-- Start --

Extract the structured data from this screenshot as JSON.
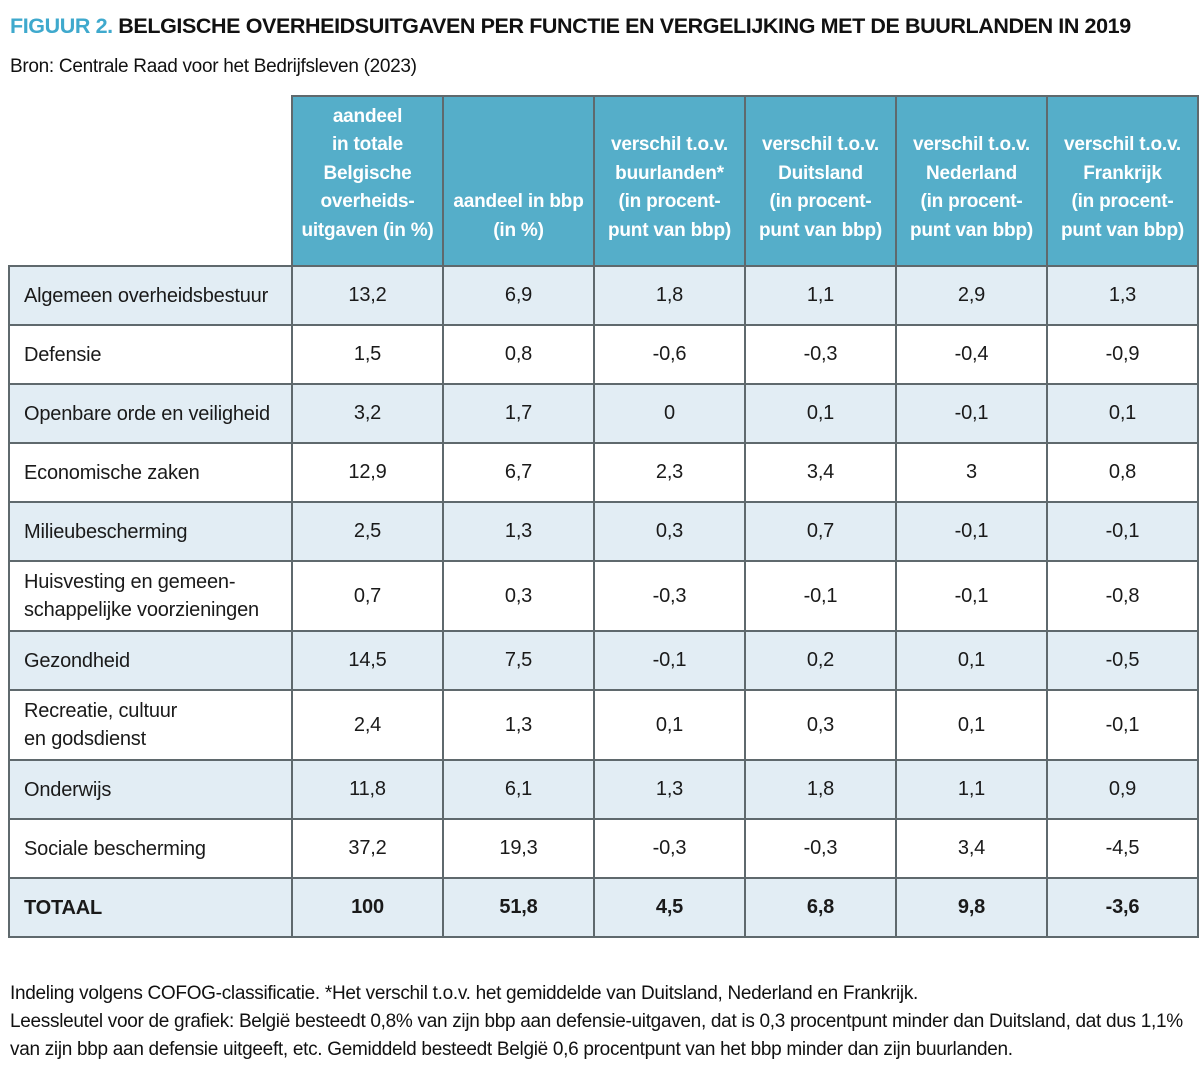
{
  "title": {
    "figure_label": "FIGUUR 2.",
    "text": "BELGISCHE OVERHEIDSUITGAVEN PER FUNCTIE EN VERGELIJKING MET DE BUURLANDEN IN 2019"
  },
  "source": "Bron: Centrale Raad voor het Bedrijfsleven (2023)",
  "colors": {
    "header_teal": "#55AEC9",
    "row_alt_blue": "#E2EDF4",
    "border_gray": "#5F696D",
    "figure_label_blue": "#3FA9CD"
  },
  "table": {
    "headers": [
      {
        "lines": [
          "aandeel",
          "in totale",
          "Belgische",
          "overheids-",
          "uitgaven (in %)"
        ]
      },
      {
        "lines": [
          "aandeel in bbp",
          "(in %)"
        ]
      },
      {
        "lines": [
          "verschil t.o.v.",
          "buurlanden*",
          "(in procent-",
          "punt van bbp)"
        ]
      },
      {
        "lines": [
          "verschil t.o.v.",
          "Duitsland",
          "(in procent-",
          "punt van bbp)"
        ]
      },
      {
        "lines": [
          "verschil t.o.v.",
          "Nederland",
          "(in procent-",
          "punt van bbp)"
        ]
      },
      {
        "lines": [
          "verschil t.o.v.",
          "Frankrijk",
          "(in procent-",
          "punt van bbp)"
        ]
      }
    ],
    "rows": [
      {
        "label_lines": [
          "Algemeen overheidsbestuur"
        ],
        "values": [
          "13,2",
          "6,9",
          "1,8",
          "1,1",
          "2,9",
          "1,3"
        ],
        "bold": false,
        "tall": false
      },
      {
        "label_lines": [
          "Defensie"
        ],
        "values": [
          "1,5",
          "0,8",
          "-0,6",
          "-0,3",
          "-0,4",
          "-0,9"
        ],
        "bold": false,
        "tall": false
      },
      {
        "label_lines": [
          "Openbare orde en veiligheid"
        ],
        "values": [
          "3,2",
          "1,7",
          "0",
          "0,1",
          "-0,1",
          "0,1"
        ],
        "bold": false,
        "tall": false
      },
      {
        "label_lines": [
          "Economische zaken"
        ],
        "values": [
          "12,9",
          "6,7",
          "2,3",
          "3,4",
          "3",
          "0,8"
        ],
        "bold": false,
        "tall": false
      },
      {
        "label_lines": [
          "Milieubescherming"
        ],
        "values": [
          "2,5",
          "1,3",
          "0,3",
          "0,7",
          "-0,1",
          "-0,1"
        ],
        "bold": false,
        "tall": false
      },
      {
        "label_lines": [
          "Huisvesting en gemeen-",
          "schappelijke voorzieningen"
        ],
        "values": [
          "0,7",
          "0,3",
          "-0,3",
          "-0,1",
          "-0,1",
          "-0,8"
        ],
        "bold": false,
        "tall": true
      },
      {
        "label_lines": [
          "Gezondheid"
        ],
        "values": [
          "14,5",
          "7,5",
          "-0,1",
          "0,2",
          "0,1",
          "-0,5"
        ],
        "bold": false,
        "tall": false
      },
      {
        "label_lines": [
          "Recreatie, cultuur",
          "en godsdienst"
        ],
        "values": [
          "2,4",
          "1,3",
          "0,1",
          "0,3",
          "0,1",
          "-0,1"
        ],
        "bold": false,
        "tall": true
      },
      {
        "label_lines": [
          "Onderwijs"
        ],
        "values": [
          "11,8",
          "6,1",
          "1,3",
          "1,8",
          "1,1",
          "0,9"
        ],
        "bold": false,
        "tall": false
      },
      {
        "label_lines": [
          "Sociale bescherming"
        ],
        "values": [
          "37,2",
          "19,3",
          "-0,3",
          "-0,3",
          "3,4",
          "-4,5"
        ],
        "bold": false,
        "tall": false
      },
      {
        "label_lines": [
          "TOTAAL"
        ],
        "values": [
          "100",
          "51,8",
          "4,5",
          "6,8",
          "9,8",
          "-3,6"
        ],
        "bold": true,
        "tall": false
      }
    ]
  },
  "footnotes": [
    "Indeling volgens COFOG-classificatie. *Het verschil t.o.v. het gemiddelde van Duitsland, Nederland en Frankrijk.",
    "Leessleutel voor de grafiek: België besteedt 0,8% van zijn bbp aan defensie-uitgaven, dat is 0,3 procentpunt minder dan Duitsland, dat dus 1,1% van zijn bbp aan defensie uitgeeft, etc. Gemiddeld besteedt België 0,6 procentpunt van het bbp minder dan zijn buurlanden."
  ],
  "chart_data": {
    "type": "table",
    "title": "FIGUUR 2. Belgische overheidsuitgaven per functie en vergelijking met de buurlanden in 2019",
    "source": "Centrale Raad voor het Bedrijfsleven (2023)",
    "columns": [
      "aandeel in totale Belgische overheidsuitgaven (in %)",
      "aandeel in bbp (in %)",
      "verschil t.o.v. buurlanden* (in procentpunt van bbp)",
      "verschil t.o.v. Duitsland (in procentpunt van bbp)",
      "verschil t.o.v. Nederland (in procentpunt van bbp)",
      "verschil t.o.v. Frankrijk (in procentpunt van bbp)"
    ],
    "row_labels": [
      "Algemeen overheidsbestuur",
      "Defensie",
      "Openbare orde en veiligheid",
      "Economische zaken",
      "Milieubescherming",
      "Huisvesting en gemeenschappelijke voorzieningen",
      "Gezondheid",
      "Recreatie, cultuur en godsdienst",
      "Onderwijs",
      "Sociale bescherming",
      "TOTAAL"
    ],
    "rows": [
      [
        13.2,
        6.9,
        1.8,
        1.1,
        2.9,
        1.3
      ],
      [
        1.5,
        0.8,
        -0.6,
        -0.3,
        -0.4,
        -0.9
      ],
      [
        3.2,
        1.7,
        0,
        0.1,
        -0.1,
        0.1
      ],
      [
        12.9,
        6.7,
        2.3,
        3.4,
        3,
        0.8
      ],
      [
        2.5,
        1.3,
        0.3,
        0.7,
        -0.1,
        -0.1
      ],
      [
        0.7,
        0.3,
        -0.3,
        -0.1,
        -0.1,
        -0.8
      ],
      [
        14.5,
        7.5,
        -0.1,
        0.2,
        0.1,
        -0.5
      ],
      [
        2.4,
        1.3,
        0.1,
        0.3,
        0.1,
        -0.1
      ],
      [
        11.8,
        6.1,
        1.3,
        1.8,
        1.1,
        0.9
      ],
      [
        37.2,
        19.3,
        -0.3,
        -0.3,
        3.4,
        -4.5
      ],
      [
        100,
        51.8,
        4.5,
        6.8,
        9.8,
        -3.6
      ]
    ]
  }
}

-- End --

Retype the whole listing, keeping every line identical and omitting all pictures.

Extract the structured data from this screenshot as JSON.
{
  "title": {
    "figure_label": "FIGUUR 2.",
    "text": "BELGISCHE OVERHEIDSUITGAVEN PER FUNCTIE EN VERGELIJKING MET DE BUURLANDEN IN 2019"
  },
  "source": "Bron: Centrale Raad voor het Bedrijfsleven (2023)",
  "colors": {
    "header_teal": "#55AEC9",
    "row_alt_blue": "#E2EDF4",
    "border_gray": "#5F696D",
    "figure_label_blue": "#3FA9CD"
  },
  "table": {
    "headers": [
      {
        "lines": [
          "aandeel",
          "in totale",
          "Belgische",
          "overheids-",
          "uitgaven (in %)"
        ]
      },
      {
        "lines": [
          "aandeel in bbp",
          "(in %)"
        ]
      },
      {
        "lines": [
          "verschil t.o.v.",
          "buurlanden*",
          "(in procent-",
          "punt van bbp)"
        ]
      },
      {
        "lines": [
          "verschil t.o.v.",
          "Duitsland",
          "(in procent-",
          "punt van bbp)"
        ]
      },
      {
        "lines": [
          "verschil t.o.v.",
          "Nederland",
          "(in procent-",
          "punt van bbp)"
        ]
      },
      {
        "lines": [
          "verschil t.o.v.",
          "Frankrijk",
          "(in procent-",
          "punt van bbp)"
        ]
      }
    ],
    "rows": [
      {
        "label_lines": [
          "Algemeen overheidsbestuur"
        ],
        "values": [
          "13,2",
          "6,9",
          "1,8",
          "1,1",
          "2,9",
          "1,3"
        ],
        "bold": false,
        "tall": false
      },
      {
        "label_lines": [
          "Defensie"
        ],
        "values": [
          "1,5",
          "0,8",
          "-0,6",
          "-0,3",
          "-0,4",
          "-0,9"
        ],
        "bold": false,
        "tall": false
      },
      {
        "label_lines": [
          "Openbare orde en veiligheid"
        ],
        "values": [
          "3,2",
          "1,7",
          "0",
          "0,1",
          "-0,1",
          "0,1"
        ],
        "bold": false,
        "tall": false
      },
      {
        "label_lines": [
          "Economische zaken"
        ],
        "values": [
          "12,9",
          "6,7",
          "2,3",
          "3,4",
          "3",
          "0,8"
        ],
        "bold": false,
        "tall": false
      },
      {
        "label_lines": [
          "Milieubescherming"
        ],
        "values": [
          "2,5",
          "1,3",
          "0,3",
          "0,7",
          "-0,1",
          "-0,1"
        ],
        "bold": false,
        "tall": false
      },
      {
        "label_lines": [
          "Huisvesting en gemeen-",
          "schappelijke voorzieningen"
        ],
        "values": [
          "0,7",
          "0,3",
          "-0,3",
          "-0,1",
          "-0,1",
          "-0,8"
        ],
        "bold": false,
        "tall": true
      },
      {
        "label_lines": [
          "Gezondheid"
        ],
        "values": [
          "14,5",
          "7,5",
          "-0,1",
          "0,2",
          "0,1",
          "-0,5"
        ],
        "bold": false,
        "tall": false
      },
      {
        "label_lines": [
          "Recreatie, cultuur",
          "en godsdienst"
        ],
        "values": [
          "2,4",
          "1,3",
          "0,1",
          "0,3",
          "0,1",
          "-0,1"
        ],
        "bold": false,
        "tall": true
      },
      {
        "label_lines": [
          "Onderwijs"
        ],
        "values": [
          "11,8",
          "6,1",
          "1,3",
          "1,8",
          "1,1",
          "0,9"
        ],
        "bold": false,
        "tall": false
      },
      {
        "label_lines": [
          "Sociale bescherming"
        ],
        "values": [
          "37,2",
          "19,3",
          "-0,3",
          "-0,3",
          "3,4",
          "-4,5"
        ],
        "bold": false,
        "tall": false
      },
      {
        "label_lines": [
          "TOTAAL"
        ],
        "values": [
          "100",
          "51,8",
          "4,5",
          "6,8",
          "9,8",
          "-3,6"
        ],
        "bold": true,
        "tall": false
      }
    ]
  },
  "footnotes": [
    "Indeling volgens COFOG-classificatie. *Het verschil t.o.v. het gemiddelde van Duitsland, Nederland en Frankrijk.",
    "Leessleutel voor de grafiek: België besteedt 0,8% van zijn bbp aan defensie-uitgaven, dat is 0,3 procentpunt minder dan Duitsland, dat dus 1,1% van zijn bbp aan defensie uitgeeft, etc. Gemiddeld besteedt België 0,6 procentpunt van het bbp minder dan zijn buurlanden."
  ],
  "chart_data": {
    "type": "table",
    "title": "FIGUUR 2. Belgische overheidsuitgaven per functie en vergelijking met de buurlanden in 2019",
    "source": "Centrale Raad voor het Bedrijfsleven (2023)",
    "columns": [
      "aandeel in totale Belgische overheidsuitgaven (in %)",
      "aandeel in bbp (in %)",
      "verschil t.o.v. buurlanden* (in procentpunt van bbp)",
      "verschil t.o.v. Duitsland (in procentpunt van bbp)",
      "verschil t.o.v. Nederland (in procentpunt van bbp)",
      "verschil t.o.v. Frankrijk (in procentpunt van bbp)"
    ],
    "row_labels": [
      "Algemeen overheidsbestuur",
      "Defensie",
      "Openbare orde en veiligheid",
      "Economische zaken",
      "Milieubescherming",
      "Huisvesting en gemeenschappelijke voorzieningen",
      "Gezondheid",
      "Recreatie, cultuur en godsdienst",
      "Onderwijs",
      "Sociale bescherming",
      "TOTAAL"
    ],
    "rows": [
      [
        13.2,
        6.9,
        1.8,
        1.1,
        2.9,
        1.3
      ],
      [
        1.5,
        0.8,
        -0.6,
        -0.3,
        -0.4,
        -0.9
      ],
      [
        3.2,
        1.7,
        0,
        0.1,
        -0.1,
        0.1
      ],
      [
        12.9,
        6.7,
        2.3,
        3.4,
        3,
        0.8
      ],
      [
        2.5,
        1.3,
        0.3,
        0.7,
        -0.1,
        -0.1
      ],
      [
        0.7,
        0.3,
        -0.3,
        -0.1,
        -0.1,
        -0.8
      ],
      [
        14.5,
        7.5,
        -0.1,
        0.2,
        0.1,
        -0.5
      ],
      [
        2.4,
        1.3,
        0.1,
        0.3,
        0.1,
        -0.1
      ],
      [
        11.8,
        6.1,
        1.3,
        1.8,
        1.1,
        0.9
      ],
      [
        37.2,
        19.3,
        -0.3,
        -0.3,
        3.4,
        -4.5
      ],
      [
        100,
        51.8,
        4.5,
        6.8,
        9.8,
        -3.6
      ]
    ]
  }
}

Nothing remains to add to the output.